## Task details
Count the lines in the entries below that include the word "from". Give nothing but the number.

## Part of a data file
* * * * * * * * *

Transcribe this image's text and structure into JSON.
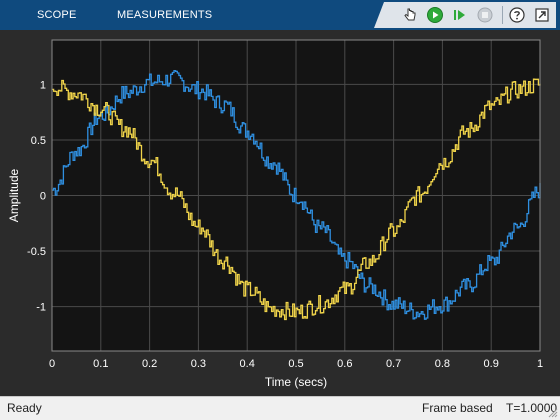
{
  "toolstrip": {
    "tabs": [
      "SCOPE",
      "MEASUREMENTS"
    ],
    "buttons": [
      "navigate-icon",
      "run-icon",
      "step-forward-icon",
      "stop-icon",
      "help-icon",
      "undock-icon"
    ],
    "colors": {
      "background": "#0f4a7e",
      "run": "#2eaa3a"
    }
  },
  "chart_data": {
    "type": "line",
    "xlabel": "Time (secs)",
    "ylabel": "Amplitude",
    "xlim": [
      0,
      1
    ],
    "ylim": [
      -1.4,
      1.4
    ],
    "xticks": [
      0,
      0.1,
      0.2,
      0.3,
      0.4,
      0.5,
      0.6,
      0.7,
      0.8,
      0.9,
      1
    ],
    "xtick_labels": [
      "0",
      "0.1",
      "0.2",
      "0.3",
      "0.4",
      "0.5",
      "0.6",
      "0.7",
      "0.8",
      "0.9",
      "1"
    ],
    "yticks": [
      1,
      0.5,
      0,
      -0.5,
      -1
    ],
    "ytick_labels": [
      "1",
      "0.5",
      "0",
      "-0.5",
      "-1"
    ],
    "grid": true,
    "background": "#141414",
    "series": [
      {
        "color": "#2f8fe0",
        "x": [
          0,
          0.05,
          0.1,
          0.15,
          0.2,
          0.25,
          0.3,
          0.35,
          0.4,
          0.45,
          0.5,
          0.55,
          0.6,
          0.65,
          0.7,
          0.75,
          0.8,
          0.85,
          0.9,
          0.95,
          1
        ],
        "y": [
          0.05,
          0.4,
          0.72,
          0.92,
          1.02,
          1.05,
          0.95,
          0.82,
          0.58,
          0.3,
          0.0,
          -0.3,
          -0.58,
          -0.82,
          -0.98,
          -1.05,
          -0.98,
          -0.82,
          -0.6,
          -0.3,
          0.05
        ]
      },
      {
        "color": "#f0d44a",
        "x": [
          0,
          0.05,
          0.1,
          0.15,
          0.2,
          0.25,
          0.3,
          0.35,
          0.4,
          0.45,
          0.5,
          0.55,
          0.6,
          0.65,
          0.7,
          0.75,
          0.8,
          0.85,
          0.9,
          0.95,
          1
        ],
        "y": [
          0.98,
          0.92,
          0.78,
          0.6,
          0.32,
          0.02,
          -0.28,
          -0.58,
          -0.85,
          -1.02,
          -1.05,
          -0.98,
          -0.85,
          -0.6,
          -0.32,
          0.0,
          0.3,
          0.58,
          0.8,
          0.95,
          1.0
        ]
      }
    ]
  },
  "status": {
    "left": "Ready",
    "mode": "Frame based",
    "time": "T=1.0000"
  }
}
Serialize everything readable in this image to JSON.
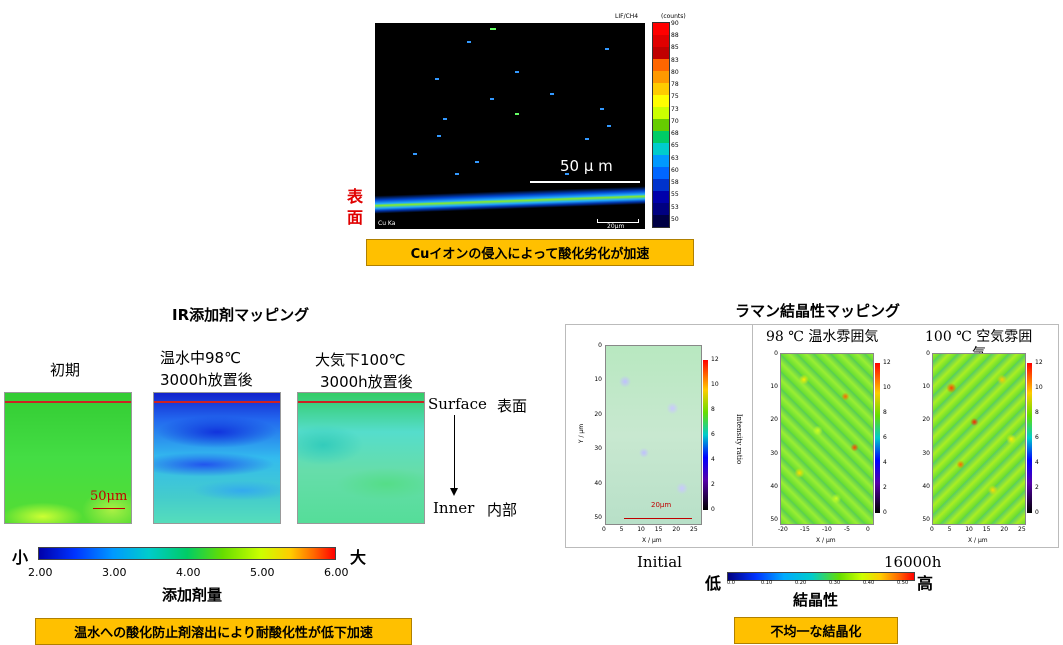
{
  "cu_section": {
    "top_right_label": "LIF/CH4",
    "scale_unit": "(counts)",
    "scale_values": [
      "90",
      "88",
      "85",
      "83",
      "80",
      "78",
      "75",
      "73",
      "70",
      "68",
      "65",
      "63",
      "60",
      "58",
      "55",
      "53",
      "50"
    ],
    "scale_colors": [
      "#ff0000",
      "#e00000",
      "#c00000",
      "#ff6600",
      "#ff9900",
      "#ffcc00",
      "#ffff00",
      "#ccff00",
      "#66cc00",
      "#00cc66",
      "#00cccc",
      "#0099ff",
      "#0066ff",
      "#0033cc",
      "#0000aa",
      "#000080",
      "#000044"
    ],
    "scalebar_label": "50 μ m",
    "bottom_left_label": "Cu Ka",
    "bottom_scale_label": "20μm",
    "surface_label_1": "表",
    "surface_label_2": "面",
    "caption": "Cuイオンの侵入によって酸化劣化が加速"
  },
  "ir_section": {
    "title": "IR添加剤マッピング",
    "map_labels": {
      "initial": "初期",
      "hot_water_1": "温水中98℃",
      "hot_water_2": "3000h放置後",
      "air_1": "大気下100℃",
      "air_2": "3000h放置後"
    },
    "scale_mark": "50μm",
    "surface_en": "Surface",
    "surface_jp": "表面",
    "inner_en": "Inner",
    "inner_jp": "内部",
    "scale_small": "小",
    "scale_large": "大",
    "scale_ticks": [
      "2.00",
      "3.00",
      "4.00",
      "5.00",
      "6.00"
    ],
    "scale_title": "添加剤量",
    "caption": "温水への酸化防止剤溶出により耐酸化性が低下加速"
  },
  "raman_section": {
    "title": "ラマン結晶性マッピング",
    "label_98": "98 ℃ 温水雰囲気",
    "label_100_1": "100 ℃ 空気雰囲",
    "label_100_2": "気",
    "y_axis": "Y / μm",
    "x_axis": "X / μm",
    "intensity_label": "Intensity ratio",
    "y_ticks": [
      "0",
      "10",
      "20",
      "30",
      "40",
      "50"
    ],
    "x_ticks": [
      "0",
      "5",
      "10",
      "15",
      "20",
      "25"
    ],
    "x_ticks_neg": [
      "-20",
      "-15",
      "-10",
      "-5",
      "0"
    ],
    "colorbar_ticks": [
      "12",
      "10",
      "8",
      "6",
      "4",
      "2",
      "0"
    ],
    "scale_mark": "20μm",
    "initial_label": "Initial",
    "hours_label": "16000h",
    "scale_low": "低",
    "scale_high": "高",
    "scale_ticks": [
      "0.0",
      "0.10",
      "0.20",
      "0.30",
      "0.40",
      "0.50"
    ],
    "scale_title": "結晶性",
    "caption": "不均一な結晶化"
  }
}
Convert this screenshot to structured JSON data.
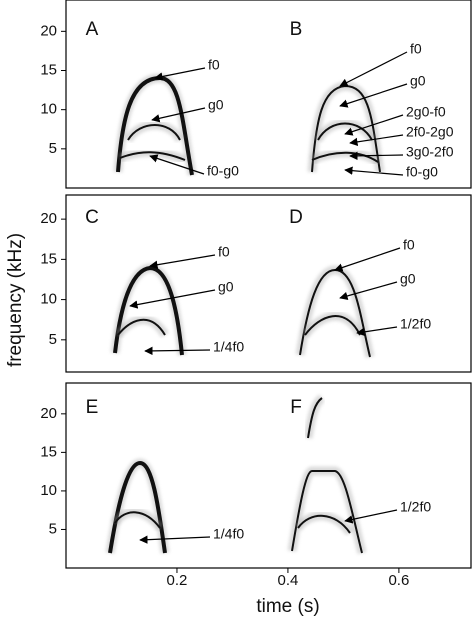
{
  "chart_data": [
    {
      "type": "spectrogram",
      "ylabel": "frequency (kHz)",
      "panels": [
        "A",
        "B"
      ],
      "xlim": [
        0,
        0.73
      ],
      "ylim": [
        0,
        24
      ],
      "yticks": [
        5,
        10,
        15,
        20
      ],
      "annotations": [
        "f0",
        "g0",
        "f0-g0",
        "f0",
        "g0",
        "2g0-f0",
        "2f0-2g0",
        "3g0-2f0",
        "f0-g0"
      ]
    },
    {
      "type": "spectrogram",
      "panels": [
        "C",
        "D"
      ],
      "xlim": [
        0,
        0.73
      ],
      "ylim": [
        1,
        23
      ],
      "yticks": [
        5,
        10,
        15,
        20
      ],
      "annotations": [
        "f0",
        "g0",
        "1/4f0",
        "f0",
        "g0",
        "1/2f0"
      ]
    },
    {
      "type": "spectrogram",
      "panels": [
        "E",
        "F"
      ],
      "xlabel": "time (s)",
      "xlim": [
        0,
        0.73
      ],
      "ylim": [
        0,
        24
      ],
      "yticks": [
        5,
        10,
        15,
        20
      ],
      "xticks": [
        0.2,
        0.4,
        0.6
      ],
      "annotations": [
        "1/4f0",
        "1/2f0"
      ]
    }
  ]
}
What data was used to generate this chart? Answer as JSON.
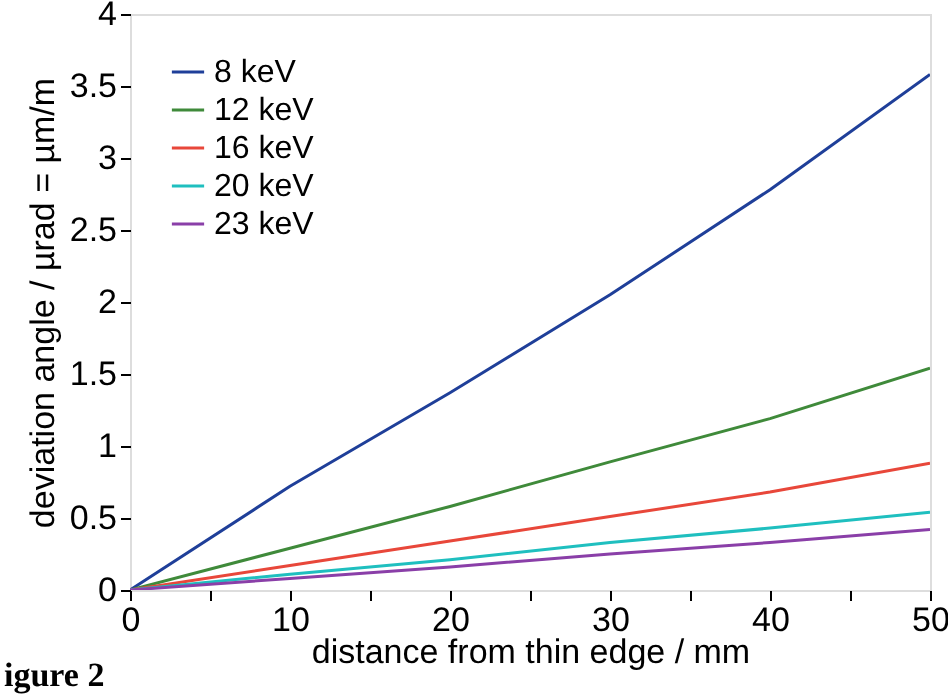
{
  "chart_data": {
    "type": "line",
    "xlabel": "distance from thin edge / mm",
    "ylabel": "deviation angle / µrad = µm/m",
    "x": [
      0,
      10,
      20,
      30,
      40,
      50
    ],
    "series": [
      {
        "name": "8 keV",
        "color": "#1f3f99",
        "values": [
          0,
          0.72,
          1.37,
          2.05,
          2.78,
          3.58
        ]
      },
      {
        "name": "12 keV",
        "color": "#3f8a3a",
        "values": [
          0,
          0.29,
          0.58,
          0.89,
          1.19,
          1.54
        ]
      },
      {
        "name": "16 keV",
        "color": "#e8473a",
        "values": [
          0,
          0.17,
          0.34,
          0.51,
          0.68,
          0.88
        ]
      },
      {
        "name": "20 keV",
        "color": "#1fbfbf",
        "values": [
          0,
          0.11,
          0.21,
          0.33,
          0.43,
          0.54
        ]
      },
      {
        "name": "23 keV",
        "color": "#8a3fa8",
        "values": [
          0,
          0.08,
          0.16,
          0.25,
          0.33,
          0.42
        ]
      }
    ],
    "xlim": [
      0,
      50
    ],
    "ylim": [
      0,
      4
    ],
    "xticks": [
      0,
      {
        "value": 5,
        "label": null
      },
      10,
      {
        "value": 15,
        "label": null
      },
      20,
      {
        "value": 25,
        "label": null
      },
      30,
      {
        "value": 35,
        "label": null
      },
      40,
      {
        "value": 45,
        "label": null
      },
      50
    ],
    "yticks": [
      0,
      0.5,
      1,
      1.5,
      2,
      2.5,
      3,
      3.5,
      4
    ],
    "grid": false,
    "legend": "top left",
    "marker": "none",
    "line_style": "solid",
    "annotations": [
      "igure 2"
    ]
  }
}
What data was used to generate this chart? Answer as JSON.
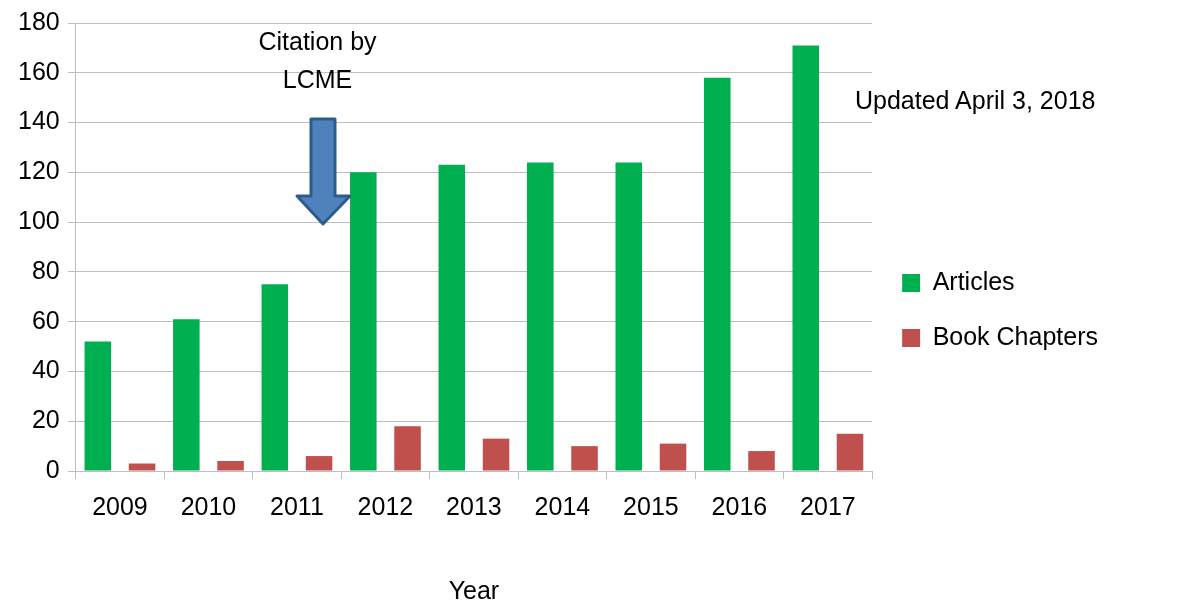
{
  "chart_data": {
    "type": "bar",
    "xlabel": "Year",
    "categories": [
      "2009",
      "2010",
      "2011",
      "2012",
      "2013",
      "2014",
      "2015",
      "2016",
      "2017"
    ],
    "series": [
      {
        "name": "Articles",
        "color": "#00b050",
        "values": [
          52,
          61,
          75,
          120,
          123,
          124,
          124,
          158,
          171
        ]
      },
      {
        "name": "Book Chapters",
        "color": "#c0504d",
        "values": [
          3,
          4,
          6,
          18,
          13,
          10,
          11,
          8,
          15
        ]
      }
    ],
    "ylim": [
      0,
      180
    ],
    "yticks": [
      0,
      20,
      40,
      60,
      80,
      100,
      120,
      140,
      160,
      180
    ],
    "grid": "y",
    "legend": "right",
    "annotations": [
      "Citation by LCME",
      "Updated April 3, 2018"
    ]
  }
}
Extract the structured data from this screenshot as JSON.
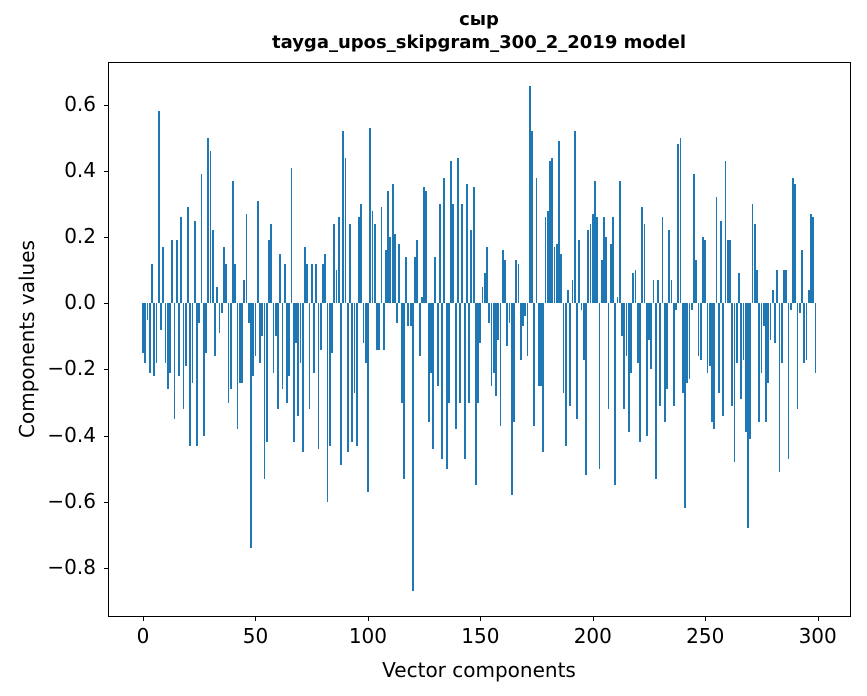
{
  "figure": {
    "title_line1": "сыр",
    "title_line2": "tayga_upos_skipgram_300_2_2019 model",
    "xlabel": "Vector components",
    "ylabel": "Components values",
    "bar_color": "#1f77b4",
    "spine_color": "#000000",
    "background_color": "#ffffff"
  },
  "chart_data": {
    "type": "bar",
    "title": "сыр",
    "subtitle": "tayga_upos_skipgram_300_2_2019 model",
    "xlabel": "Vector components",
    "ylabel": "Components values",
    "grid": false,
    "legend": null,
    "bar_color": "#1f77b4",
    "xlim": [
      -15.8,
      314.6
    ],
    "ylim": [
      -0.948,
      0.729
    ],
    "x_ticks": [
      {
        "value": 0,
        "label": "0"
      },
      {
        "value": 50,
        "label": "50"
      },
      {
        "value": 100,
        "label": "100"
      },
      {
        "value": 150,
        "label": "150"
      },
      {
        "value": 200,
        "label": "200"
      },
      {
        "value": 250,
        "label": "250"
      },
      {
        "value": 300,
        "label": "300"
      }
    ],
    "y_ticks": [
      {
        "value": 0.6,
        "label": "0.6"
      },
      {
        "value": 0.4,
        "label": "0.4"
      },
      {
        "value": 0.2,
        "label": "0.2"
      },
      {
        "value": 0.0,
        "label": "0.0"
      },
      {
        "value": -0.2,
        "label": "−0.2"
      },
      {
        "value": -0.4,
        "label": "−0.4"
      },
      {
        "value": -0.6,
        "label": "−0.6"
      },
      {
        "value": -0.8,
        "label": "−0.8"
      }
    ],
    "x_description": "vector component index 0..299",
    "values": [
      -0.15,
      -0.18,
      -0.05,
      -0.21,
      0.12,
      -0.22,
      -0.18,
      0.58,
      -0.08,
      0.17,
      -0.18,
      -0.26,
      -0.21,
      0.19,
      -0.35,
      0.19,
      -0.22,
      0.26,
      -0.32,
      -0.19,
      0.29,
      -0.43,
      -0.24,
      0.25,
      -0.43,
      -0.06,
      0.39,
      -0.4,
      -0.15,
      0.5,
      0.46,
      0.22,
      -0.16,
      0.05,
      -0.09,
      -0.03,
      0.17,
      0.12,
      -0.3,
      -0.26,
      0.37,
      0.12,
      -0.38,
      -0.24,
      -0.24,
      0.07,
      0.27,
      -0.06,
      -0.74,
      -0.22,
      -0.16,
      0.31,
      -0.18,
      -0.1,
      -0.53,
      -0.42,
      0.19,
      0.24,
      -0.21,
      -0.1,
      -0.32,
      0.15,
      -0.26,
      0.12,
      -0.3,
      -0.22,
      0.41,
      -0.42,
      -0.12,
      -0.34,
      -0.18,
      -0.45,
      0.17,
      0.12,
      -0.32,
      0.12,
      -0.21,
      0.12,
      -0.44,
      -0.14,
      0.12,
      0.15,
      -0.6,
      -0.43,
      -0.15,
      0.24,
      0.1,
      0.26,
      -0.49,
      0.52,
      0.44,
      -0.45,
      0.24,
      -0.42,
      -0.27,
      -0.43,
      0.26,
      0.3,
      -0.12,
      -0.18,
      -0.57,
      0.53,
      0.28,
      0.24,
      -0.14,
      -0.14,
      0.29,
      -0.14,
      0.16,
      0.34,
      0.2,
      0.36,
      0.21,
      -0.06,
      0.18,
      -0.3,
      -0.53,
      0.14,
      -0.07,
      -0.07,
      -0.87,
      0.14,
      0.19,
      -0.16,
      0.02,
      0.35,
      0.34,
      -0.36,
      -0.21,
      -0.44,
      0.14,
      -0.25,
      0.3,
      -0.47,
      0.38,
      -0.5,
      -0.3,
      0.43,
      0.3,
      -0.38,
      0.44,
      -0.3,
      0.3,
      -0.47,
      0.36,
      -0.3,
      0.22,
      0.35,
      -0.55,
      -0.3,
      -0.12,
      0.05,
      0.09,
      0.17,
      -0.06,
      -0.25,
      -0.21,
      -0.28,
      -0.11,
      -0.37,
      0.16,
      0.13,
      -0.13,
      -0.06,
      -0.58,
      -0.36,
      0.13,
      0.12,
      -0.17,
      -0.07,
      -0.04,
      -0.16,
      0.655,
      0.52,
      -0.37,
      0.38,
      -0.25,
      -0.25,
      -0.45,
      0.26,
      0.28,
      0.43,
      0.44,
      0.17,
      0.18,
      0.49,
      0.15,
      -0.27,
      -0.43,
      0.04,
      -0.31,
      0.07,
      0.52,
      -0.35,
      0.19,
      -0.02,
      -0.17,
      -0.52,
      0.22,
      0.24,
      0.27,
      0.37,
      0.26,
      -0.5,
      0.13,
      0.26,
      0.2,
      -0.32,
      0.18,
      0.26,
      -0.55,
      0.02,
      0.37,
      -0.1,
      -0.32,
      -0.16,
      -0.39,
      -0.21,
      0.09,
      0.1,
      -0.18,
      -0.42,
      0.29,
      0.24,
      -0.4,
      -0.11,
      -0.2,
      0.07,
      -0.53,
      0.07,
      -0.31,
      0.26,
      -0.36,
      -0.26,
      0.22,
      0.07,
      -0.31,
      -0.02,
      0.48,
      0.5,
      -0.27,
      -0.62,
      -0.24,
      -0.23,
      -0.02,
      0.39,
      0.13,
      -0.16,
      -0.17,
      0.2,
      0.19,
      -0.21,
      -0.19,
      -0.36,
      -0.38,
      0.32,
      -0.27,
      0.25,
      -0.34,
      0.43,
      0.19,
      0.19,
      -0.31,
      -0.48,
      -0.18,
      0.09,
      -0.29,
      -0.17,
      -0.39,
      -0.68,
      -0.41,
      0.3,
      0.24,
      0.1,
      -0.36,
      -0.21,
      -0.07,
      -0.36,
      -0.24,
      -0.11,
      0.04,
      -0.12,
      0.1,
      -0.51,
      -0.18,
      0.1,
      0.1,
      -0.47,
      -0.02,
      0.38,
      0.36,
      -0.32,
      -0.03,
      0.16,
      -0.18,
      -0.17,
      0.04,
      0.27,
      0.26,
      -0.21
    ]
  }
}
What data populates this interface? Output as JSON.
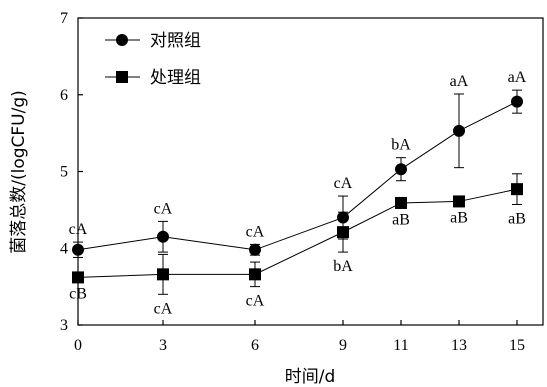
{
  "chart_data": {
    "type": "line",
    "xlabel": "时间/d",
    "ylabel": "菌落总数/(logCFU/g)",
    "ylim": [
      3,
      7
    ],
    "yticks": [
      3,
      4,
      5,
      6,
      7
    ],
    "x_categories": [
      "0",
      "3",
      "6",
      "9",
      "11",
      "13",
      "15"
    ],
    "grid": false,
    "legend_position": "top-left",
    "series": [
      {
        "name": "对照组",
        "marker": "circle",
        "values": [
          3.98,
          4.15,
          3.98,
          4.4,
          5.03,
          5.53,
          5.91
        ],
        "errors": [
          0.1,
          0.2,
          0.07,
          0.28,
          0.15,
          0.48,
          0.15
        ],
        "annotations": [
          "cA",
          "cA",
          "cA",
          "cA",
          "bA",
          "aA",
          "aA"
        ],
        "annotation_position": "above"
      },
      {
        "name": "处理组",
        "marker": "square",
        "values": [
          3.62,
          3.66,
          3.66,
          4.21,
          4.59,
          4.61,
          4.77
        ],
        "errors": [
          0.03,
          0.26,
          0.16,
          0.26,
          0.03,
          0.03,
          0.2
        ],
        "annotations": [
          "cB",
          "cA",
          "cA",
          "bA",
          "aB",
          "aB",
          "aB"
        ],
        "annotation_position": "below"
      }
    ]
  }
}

* * * * * * * * *

## Written answer
2